## Direction
Copy each line below that includes "association".
----------------
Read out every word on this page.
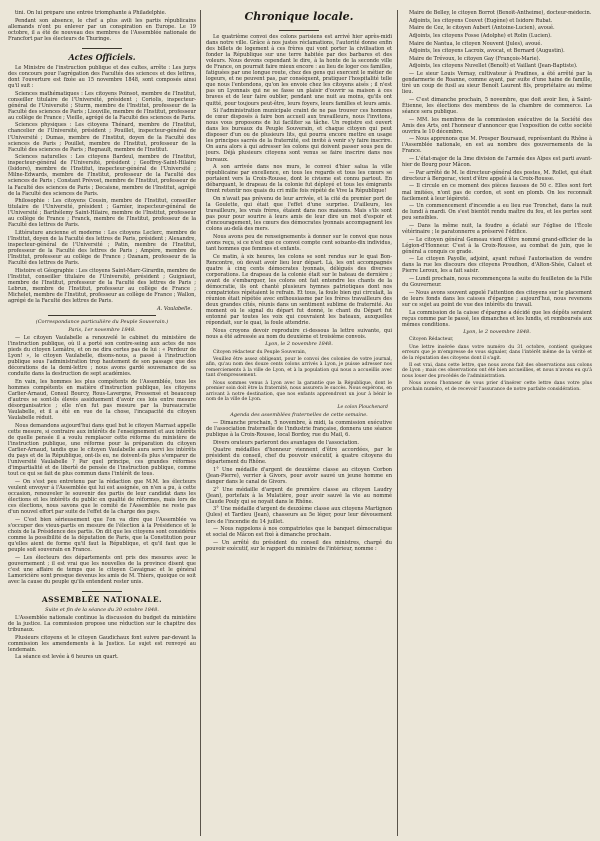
tini. On lui prépare une entrée triomphante à Philadelphie.

Pendant son absence, le chef a plus avili les partis républicains allemands n'ont pu enlever par un conspiration en Europe. Le 19 octobre, il a été de nouveau des membres de l'Assemblée nationale de Francfort par les électeurs de Thuringe.

Actes Officiels.

Le Ministre de l'instruction publique et des cultes, arrête : Les jurys des concours pour l'agrégation des Facultés des sciences et des lettres, dont l'ouverture est fixée au 15 novembre 1848, sont composés ainsi qu'il suit :

Sciences mathématiques : Les citoyens Poinsot, membre de l'Institut, conseiller titulaire de l'Université, président ; Coriolis, inspecteur-général de l'Université ; Sturm, membre de l'Institut, professeur de la Faculté des sciences de Paris ; Liouville, membre de l'Institut, professeur au collège de France ; Vieille, agrégé de la Faculté des sciences de Paris.

Sciences physiques : Les citoyens Thénard, membre de l'Institut, chancelier de l'Université, président ; Pouillet, inspecteur-général de l'Université ; Dumas, membre de l'Institut, doyen de la Faculté des sciences de Paris ; Pouillet, membre de l'Institut, professeur de la Faculté des sciences de Paris ; Regnault, membre de l'Institut.

Sciences naturelles : Les citoyens Bardeul, membre de l'Institut, inspecteur-général de l'Université, président ; Geoffroy-Saint-Hilaire (Isidore), membre de l'Institut, inspecteur-général de l'Université ; Milne-Edwards, membre de l'Institut, professeur de la Faculté des sciences de Paris ; Constant Prévost, membre de l'Institut, professeur de la Faculté des sciences de Paris ; Decaisne, membre de l'Institut, agrégé de la Faculté des sciences de Paris.

Philosophie : Les citoyens Cousin, membre de l'Institut, conseiller titulaire de l'Université, président ; Garnier, inspecteur-général de l'Université ; Barthélemy Saint-Hilaire, membre de l'Institut, professeur au collège de France ; Franck, membre de l'Institut, professeur de la Faculté des lettres de Paris.

Littérature ancienne et moderne : Les citoyens Leclerc, membre de l'Institut, doyen de la Faculté des lettres de Paris, président ; Alexandre, inspecteur-général de l'Université ; Patin, membre de l'Institut, professeur de la Faculté des lettres de Paris ; Ampère, membre de l'Institut, professeur au collège de France ; Ozanam, professeur de la Faculté des lettres de Paris.

Histoire et Géographie : Les citoyens Saint-Marc-Girardin, membre de l'Institut, conseiller titulaire de l'Université, président ; Guigniaut, membre de l'Institut, professeur de la Faculté des lettres de Paris ; Lebrun, membre de l'Institut, professeur au collège de France ; Michelet, membre de l'Institut, professeur au collège de France ; Wallon, agrégé de la Faculté des lettres de Paris.

A. Vaulabelle.

(Correspondance particulière du Peuple Souverain.)
Paris, 1er novembre 1848.

— Le citoyen Vaulabelle a renouvelé le cabinet du ministère de l'instruction publique, où il a porté son contre-seing aux actes de nos pieds du citoyen Lemâtre, et on ne dira certes pas de lui : « Perdeur de Lyon! », le citoyen Vaulabelle, disons-nous, a passé à l'instruction publique sous l'administration trop hautement de son passage que des décorations de la demi-lettre ; nous avons gardé souvenance de sa conduite dans la destruction de sept académies.

En vain, les hommes les plus compétents de l'Assemblée, tous les hommes compétents en matière d'instruction publique, les citoyens Carlier-Arnaud, Consul Bourcy, Rous-Lavergne, Pressensé et beaucoup d'autres se sont-ils élevés assiduement d'avoir ces lois entre mesure désorganisatrice ; elle n'en fut pas mesure par la bureaucratie Vaulabelle, et il a été en vue de la chose, l'incapacité du citoyen Vaulabelle réduit.

Nous demandons aujourd'hui dans quel but le citoyen Marrast appelle cette mesure, si contraire aux intérêts de l'enseignement et aux intérêts de quelle pensée il a voulu remplacer cette réforme du ministère de l'instruction publique, une réforme pour la préparation du citoyen Carlier-Arnaud, tandis que le citoyen Vaulabelle aura servi les intérêts du pays et de la République, ont-ils eu, ne doivent-ils plus s'emparer de l'université Vaulabelle ? Par quel principe, ces grandes réformes d'impartialité et de liberté de pensée de l'instruction publique, comme tout ce qui se fait de plus commun dans l'intérêt de tous.

— On s'est peu entretenu par la rédaction que M.M. les électeurs veulent envoyer à l'Assemblée qui lui est assignée, on n'en a pu, à cette occasion, renouveler le souvenir des partis de leur candidat dans les élections et les intérêts du public en qualité de réformes, mais lors de ces élections, nous savons que le comité de l'Assemblée ne reste pas d'un nouvel effort par suite de l'effet de la charge des pays.

— C'est bien sérieusement que l'on va dire que l'Assemblée va s'occuper des vieux-partis en mesure de l'élection à la Présidence et le choix de la Présidence des partis. On dit que les citoyens sont considérés comme la possibilité de la députation de Paris, que la Constitution pour qu'elles aient de forme qu'il faut la République, et qu'il faut que le peuple soit souverain en France.

— Les électeurs des départements ont pris des mesures avec le gouvernement ; il est vrai que les nouvelles de la province disent que c'est une affaire de temps que le citoyen Cavaignac et le général Lamoricière sont presque devenus les amis de M. Thiers, quoique ce soit avec la cause du peuple qu'ils entendent rester unis.

ASSEMBLÉE NATIONALE.
Suite et fin de la séance du 30 octobre 1848.

L'Assemblée nationale continue la discussion du budget du ministère de la justice. La commission propose une réduction sur le chapitre des tribunaux.

Plusieurs citoyens et le citoyen Gaudichaux font suivre par-devant la commission les amendements à la Justice. Le sujet est renvoyé au lendemain.

La séance est levée à 6 heures un quart.

Chronique locale.

Le quatrième convoi des colons parisiens est arrivé hier après-midi dans notre ville. Grâce à nos justes réclamations, l'autorité donne enfin des billets de logement à ces frères qui vont porter la civilisation et fonder la République sur une terre habitée par des barbares et des voleurs. Nous devons cependant le dire, à la honte de la seconde ville de France, on pourrait faire mieux encore : au lieu de loger ces familles, fatiguées par une longue route, chez des gens qui exercent le métier de logeurs, et ne peuvent pas, par conséquent, pratiquer l'hospitalité telle que nous l'entendons, qu'on les envoie chez les citoyens aisés ; il n'est pas un Lyonnais qui ne se fasse un plaisir d'ouvrir sa maison à ces braves et de leur faire oublier, pendant une nuit au moins, qu'ils ont quitté, pour toujours peut-être, leurs foyers, leurs familles et leurs amis.

Si l'administration municipale craint de ne pas trouver ces hommes de cœur disposés à faire bon accueil aux travailleurs, nous l'invitons, nous vous proposons de lui faciliter sa tâche. Un registre est ouvert dans les bureaux du Peuple Souverain, et chaque citoyen qui peut disposer d'un ou de plusieurs lits, qui pourra encore mettre en usage les principes sacrés de la fraternité, est invité à venir s'y faire inscrire. On aura alors à qui adresser les colons qui doivent passer sous peu de jours. Déjà plusieurs citoyens sont venus se faire inscrire dans nos bureaux.

A son arrivée dans nos murs, le convoi d'hier salua la ville républicaine par excellence, en tous les regards et tous les cœurs se portaient vers la Croix-Rousse, dont le civisme est connu partout. En débarquant, le drapeau de la colonie fut déployé et tous les émigrants firent retentir nos quais du cri mille fois répété de Vive la République!

On n'avait pas prévenu de leur arrivée, et la cité du premier port de la Goulette, qui était que l'effet d'une surprise. D'ailleurs, les travailleurs, les vrais frères, étaient dans nos maisons. Mais s'ils sont pas pour pour sourire à leurs amis de leur dire un mot d'espoir et d'encouragement, les cœurs des démocrates lyonnais accompagnent les colons au-delà des mers.

Nous avons peu de renseignements à donner sur le convoi que nous avons reçu, si ce n'est que ce convoi compte cent soixante-dix individus, tant hommes que femmes et enfants.

Ce matin, à six heures, les colons se sont rendus sur le quai Bon-Rencontre, où devait avoir lieu leur départ. Là, les ont accompagnés quatre à cinq cents démocrates lyonnais, délégués des diverses corporations. Le drapeau de la colonie était sur le bateau de dernière ; avant de s'embarquer, les colons ont fait entendre les chants de la démocratie, ils ont chanté plusieurs hymnes patriotiques dont nos compatriotes répétaient le refrain. Et tous, la foule bien qui circulait, la réunion était répétée avec enthousiasme par les frères travailleurs des deux grandes cités, réunis dans un sentiment sublime de fraternité. Au moment où le signal du départ fut donné, le chant du Départ fut entonné par toutes les voix qui couvraient les bateaux, auxquelles répondait, sur le quai, la foule attendrie.

Nous croyons devoir reproduire ci-dessous la lettre suivante, qui nous a été adressée au nom du deuxième et troisième convois.

Lyon, le 2 novembre 1848.

Citoyen rédacteur du Peuple Souverain,

Veuillez être assez obligeant, pour le convoi des colonies de votre journal, afin, qu'au nom des douze cents colons arrivés à Lyon, je puisse adresser nos remerciements à la ville de Lyon, et à la population qui nous a accueillis avec tant d'empressement.

Nous sommes venus à Lyon avec la garantie que la République, dont le premier soin doit être la fraternité, nous assurera le succès. Nous espérons, en arrivant à notre destination, que nos enfants apprendront un jour à bénir le nom de la ville de Lyon.

Le colon Plouchenard

Agenda des assemblées fraternelles de cette semaine.

— Dimanche prochain, 5 novembre, à midi, la commission exécutive de l'association fraternelle de l'industrie française, donnera une séance publique à la Croix-Rousse, local Bordoy, rue du Mail, 6.

Divers orateurs parleront des avantages de l'association.

Quatre médailles d'honneur viennent d'être accordées, par le président du conseil, chef du pouvoir exécutif, à quatre citoyens du département du Rhône.

1° Une médaille d'argent de deuxième classe au citoyen Corbon (Jean-Pierre), verrier à Givors, pour avoir sauvé un jeune homme en danger dans le canal de Givors.

2° Une médaille d'argent de première classe au citoyen Laudry (Jean), portefaix à la Mulatière, pour avoir sauvé la vie au nommé Claude Pouly qui se noyait dans le Rhône.

3° Une médaille d'argent de deuxième classe aux citoyens Martignon (Jules) et Tardieu (Jean), chasseurs au 5e léger, pour leur dévouement lors de l'incendie du 14 juillet.

— Nous rappelons à nos compatriotes que le banquet démocratique et social de Mâcon est fixé à dimanche prochain.

— Un arrêté du président du conseil des ministres, chargé du pouvoir exécutif, sur le rapport du ministre de l'intérieur, nomme :

Maire de Belley, le citoyen Borrot (Benoît-Antheime), docteur-médecin.

Adjoints, les citoyens Couvet (Eugène) et Isidore Rubat.

Maire de Cez, le citoyen Aubert (Antoine-Lucien), avoué.

Adjoints, les citoyens Fosse (Adolphe) et Rolin (Lucien).

Maire de Nantua, le citoyen Nouvent (Jules), avoué.

Adjoints, les citoyens Lacroix, avocat, et Bernard (Augustin).

Maire de Trévoux, le citoyen Gay (François-Marie).

Adjoints, les citoyens Nuvellet (Benoît) et Vaillant (Jean-Baptiste).

— Le sieur Louis Vernay, cultivateur à Pradines, a été arrêté par la gendarmerie de Roanne, comme ayant, par suite d'une haine de famille, tiré un coup de fusil au sieur Benoît Laurent fils, propriétaire au même lieu.

— C'est dimanche prochain, 5 novembre, que doit avoir lieu, à Saint-Étienne, les élections des membres de la chambre de commerce. La séance sera publique.

— MM. les membres de la commission exécutive de la Société des Amis des Arts, ont l'honneur d'annoncer que l'exposition de cette société ouvrira le 10 décembre.

— Nous apprenons que M. Prosper Boursaud, représentant du Rhône à l'Assemblée nationale, en est au nombre des gouvernements de la France.

— L'état-major de la 3me division de l'armée des Alpes est parti avant-hier de Bourg pour Mâcon.

— Par arrêté de M. le directeur-général des postes, M. Rollet, qui était directeur à Bergerac, vient d'être appelé à la Croix-Rousse.

— Il circule en ce moment des pièces fausses de 50 c. Elles sont fort mal imitées, n'ont pas de cordon, et sont en plomb. On les reconnaît facilement à leur légèreté.

— Un commencement d'incendie a eu lieu rue Tronchet, dans la nuit de lundi à mardi. On s'est bientôt rendu maître du feu, et les pertes sont peu sensibles.

— Dans la même nuit, la foudre a éclaté sur l'église de l'École vétérinaire ; le paratonnerre a préservé l'édifice.

— Le citoyen général Gemeau vient d'être nommé grand-officier de la Légion-d'Honneur. C'est à la Croix-Rousse, au combat de juin, que le général a conquis ce grade.

— Le citoyen Payolle, adjoint, ayant refusé l'autorisation de vendre dans la rue les discours des citoyens Proudhon, d'Alton-Shée, Caluet et Pierre Leroux, les a fait saisir.

— Lundi prochain, nous recommençons la suite du feuilleton de la Fille du Gouverneur.

— Nous avons souvent appelé l'attention des citoyens sur le placement de leurs fonds dans les caisses d'épargne ; aujourd'hui, nous revenons sur ce sujet au point de vue des intérêts du travail.

La commission de la caisse d'épargne a décidé que les dépôts seraient reçus comme par le passé, les dimanches et les lundis, et remboursés aux mêmes conditions.

Lyon, le 2 novembre 1848.

Citoyen Rédacteur,

Une lettre insérée dans votre numéro du 31 octobre, contient quelques erreurs que je m'empresse de vous signaler, dans l'intérêt même de la vérité et de la réputation des citoyens dont il s'agit.

Il est vrai, dans cette lettre, que nous avons fait des observations aux colons de Lyon ; mais ces observations ont été bien accueillies, et nous n'avons eu qu'à nous louer des procédés de l'administration.

Nous avons l'honneur de vous prier d'insérer cette lettre dans votre plus prochain numéro, et de recevoir l'assurance de notre parfaite considération.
----------------
## Task solution
— Dimanche prochain, 5 novembre, à midi, la commission exécutive de l'association fraternelle de l'industrie française, donnera une séance publique à la Croix-Rousse, local Bordoy, rue du Mail, 6.
Divers orateurs parleront des avantages de l'association.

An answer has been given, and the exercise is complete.